■ PROVIDED MATERIAL ■
— begin —
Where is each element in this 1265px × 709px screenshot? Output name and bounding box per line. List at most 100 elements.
— end —
— begin —
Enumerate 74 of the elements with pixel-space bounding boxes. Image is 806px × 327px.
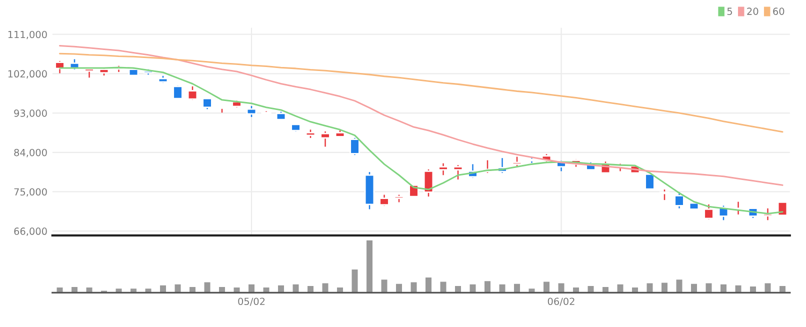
— end —
— begin —
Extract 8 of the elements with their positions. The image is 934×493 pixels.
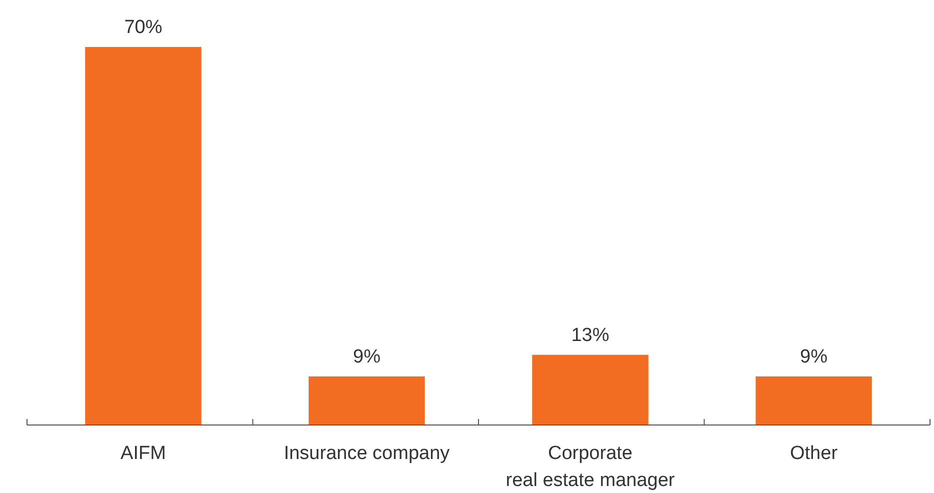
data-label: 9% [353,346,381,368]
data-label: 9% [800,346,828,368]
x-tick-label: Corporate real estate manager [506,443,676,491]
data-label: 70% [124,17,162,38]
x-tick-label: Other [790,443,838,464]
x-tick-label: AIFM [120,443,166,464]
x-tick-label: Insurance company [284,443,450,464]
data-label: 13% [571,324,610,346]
— end —
■ EXERCISE DETAILS ■
Return every line of the items above that contains the string "bounding", matching case exactly.

■ THE RESULT ■
Where is each element in this 1265px × 709px screenshot? Output name and bounding box per line. List at most 100 elements.
Enumerate 74 of the elements with pixel-space bounding boxes. Image is 806px × 327px.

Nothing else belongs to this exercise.